--- Exercise objective ---
Would you return the complete listing below word for word?
########
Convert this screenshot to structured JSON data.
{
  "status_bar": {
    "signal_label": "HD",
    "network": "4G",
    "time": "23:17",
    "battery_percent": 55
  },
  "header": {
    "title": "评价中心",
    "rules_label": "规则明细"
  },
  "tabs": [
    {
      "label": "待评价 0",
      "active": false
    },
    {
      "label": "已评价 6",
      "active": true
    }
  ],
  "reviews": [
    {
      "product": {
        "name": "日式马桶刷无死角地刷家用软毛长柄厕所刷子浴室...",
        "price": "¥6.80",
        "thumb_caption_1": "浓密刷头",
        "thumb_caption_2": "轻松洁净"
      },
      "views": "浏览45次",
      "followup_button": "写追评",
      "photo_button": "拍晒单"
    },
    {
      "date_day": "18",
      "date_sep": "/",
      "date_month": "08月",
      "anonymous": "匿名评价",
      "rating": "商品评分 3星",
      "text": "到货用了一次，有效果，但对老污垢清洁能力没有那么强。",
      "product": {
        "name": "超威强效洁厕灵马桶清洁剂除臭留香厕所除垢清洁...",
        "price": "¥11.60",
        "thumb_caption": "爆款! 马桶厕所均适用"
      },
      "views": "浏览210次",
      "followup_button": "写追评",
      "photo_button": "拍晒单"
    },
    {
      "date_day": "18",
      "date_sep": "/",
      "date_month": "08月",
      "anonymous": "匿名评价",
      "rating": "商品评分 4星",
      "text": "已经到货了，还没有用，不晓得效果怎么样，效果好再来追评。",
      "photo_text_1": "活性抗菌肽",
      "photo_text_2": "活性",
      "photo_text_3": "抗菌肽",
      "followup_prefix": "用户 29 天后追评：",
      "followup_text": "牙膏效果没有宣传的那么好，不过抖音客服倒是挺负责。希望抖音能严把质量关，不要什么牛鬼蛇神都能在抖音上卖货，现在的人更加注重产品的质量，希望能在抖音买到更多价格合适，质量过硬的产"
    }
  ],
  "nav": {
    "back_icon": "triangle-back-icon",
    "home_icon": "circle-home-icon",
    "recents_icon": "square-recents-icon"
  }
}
########
--- Solution to this exercise ---
Convert this screenshot to structured JSON data.
{
  "status_bar": {
    "signal_label": "HD",
    "network": "4G",
    "time": "23:17",
    "battery_percent": 55
  },
  "header": {
    "title": "评价中心",
    "rules_label": "规则明细"
  },
  "tabs": [
    {
      "label": "待评价 0",
      "active": false
    },
    {
      "label": "已评价 6",
      "active": true
    }
  ],
  "reviews": [
    {
      "product": {
        "name": "日式马桶刷无死角地刷家用软毛长柄厕所刷子浴室...",
        "price": "¥6.80",
        "thumb_caption_1": "浓密刷头",
        "thumb_caption_2": "轻松洁净"
      },
      "views": "浏览45次",
      "followup_button": "写追评",
      "photo_button": "拍晒单"
    },
    {
      "date_day": "18",
      "date_sep": "/",
      "date_month": "08月",
      "anonymous": "匿名评价",
      "rating": "商品评分 3星",
      "text": "到货用了一次，有效果，但对老污垢清洁能力没有那么强。",
      "product": {
        "name": "超威强效洁厕灵马桶清洁剂除臭留香厕所除垢清洁...",
        "price": "¥11.60",
        "thumb_caption": "爆款! 马桶厕所均适用"
      },
      "views": "浏览210次",
      "followup_button": "写追评",
      "photo_button": "拍晒单"
    },
    {
      "date_day": "18",
      "date_sep": "/",
      "date_month": "08月",
      "anonymous": "匿名评价",
      "rating": "商品评分 4星",
      "text": "已经到货了，还没有用，不晓得效果怎么样，效果好再来追评。",
      "photo_text_1": "活性抗菌肽",
      "photo_text_2": "活性",
      "photo_text_3": "抗菌肽",
      "followup_prefix": "用户 29 天后追评：",
      "followup_text": "牙膏效果没有宣传的那么好，不过抖音客服倒是挺负责。希望抖音能严把质量关，不要什么牛鬼蛇神都能在抖音上卖货，现在的人更加注重产品的质量，希望能在抖音买到更多价格合适，质量过硬的产"
    }
  ],
  "nav": {
    "back_icon": "triangle-back-icon",
    "home_icon": "circle-home-icon",
    "recents_icon": "square-recents-icon"
  }
}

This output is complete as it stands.